## EXERCISE PROMPT:
Reproduce the listing exactly and skip over any pictures.

## RECORDS SUPPLIED:
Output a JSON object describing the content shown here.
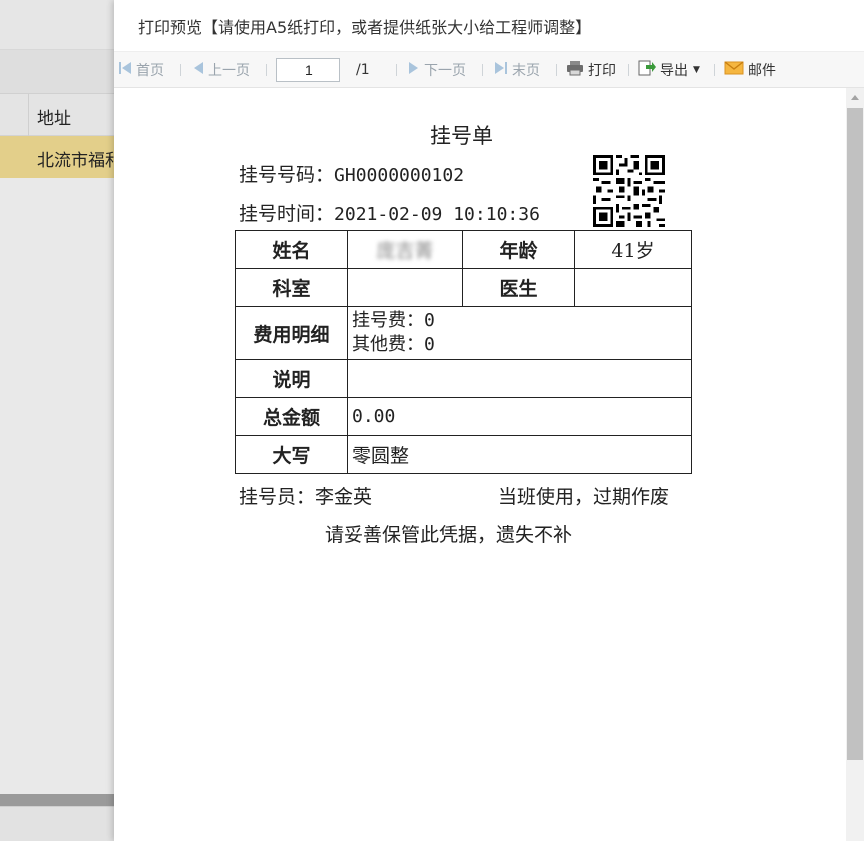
{
  "background": {
    "column_header": "地址",
    "row_value": "北流市福和"
  },
  "dialog": {
    "title": "打印预览【请使用A5纸打印，或者提供纸张大小给工程师调整】"
  },
  "toolbar": {
    "first": "首页",
    "prev": "上一页",
    "page_value": "1",
    "page_total": "/1",
    "next": "下一页",
    "last": "末页",
    "print": "打印",
    "export": "导出",
    "mail": "邮件"
  },
  "receipt": {
    "title": "挂号单",
    "number_label": "挂号号码：",
    "number_value": "GH0000000102",
    "time_label": "挂号时间：",
    "time_value": "2021-02-09 10:10:36",
    "name_label": "姓名",
    "name_value": "庞吉菁",
    "age_label": "年龄",
    "age_value": "41岁",
    "dept_label": "科室",
    "dept_value": "",
    "doctor_label": "医生",
    "doctor_value": "",
    "fee_label": "费用明细",
    "fee_line1": "挂号费：0",
    "fee_line2": "其他费：0",
    "note_label": "说明",
    "note_value": "",
    "total_label": "总金额",
    "total_value": "0.00",
    "upper_label": "大写",
    "upper_value": "零圆整",
    "clerk": "挂号员：李金英",
    "valid_note": "当班使用，过期作废",
    "keep_note": "请妥善保管此凭据，遗失不补"
  },
  "colors": {
    "selected_row": "#e3cf8a",
    "toolbar_icon": "#5b9bd5",
    "export_icon": "#3a9a3a",
    "mail_icon": "#f0a020"
  }
}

## TASK ANSWER:
Output a JSON object describing the content shown here.
{
  "background": {
    "column_header": "地址",
    "row_value": "北流市福和"
  },
  "dialog": {
    "title": "打印预览【请使用A5纸打印，或者提供纸张大小给工程师调整】"
  },
  "toolbar": {
    "first": "首页",
    "prev": "上一页",
    "page_value": "1",
    "page_total": "/1",
    "next": "下一页",
    "last": "末页",
    "print": "打印",
    "export": "导出",
    "mail": "邮件"
  },
  "receipt": {
    "title": "挂号单",
    "number_label": "挂号号码：",
    "number_value": "GH0000000102",
    "time_label": "挂号时间：",
    "time_value": "2021-02-09 10:10:36",
    "name_label": "姓名",
    "name_value": "庞吉菁",
    "age_label": "年龄",
    "age_value": "41岁",
    "dept_label": "科室",
    "dept_value": "",
    "doctor_label": "医生",
    "doctor_value": "",
    "fee_label": "费用明细",
    "fee_line1": "挂号费：0",
    "fee_line2": "其他费：0",
    "note_label": "说明",
    "note_value": "",
    "total_label": "总金额",
    "total_value": "0.00",
    "upper_label": "大写",
    "upper_value": "零圆整",
    "clerk": "挂号员：李金英",
    "valid_note": "当班使用，过期作废",
    "keep_note": "请妥善保管此凭据，遗失不补"
  },
  "colors": {
    "selected_row": "#e3cf8a",
    "toolbar_icon": "#5b9bd5",
    "export_icon": "#3a9a3a",
    "mail_icon": "#f0a020"
  }
}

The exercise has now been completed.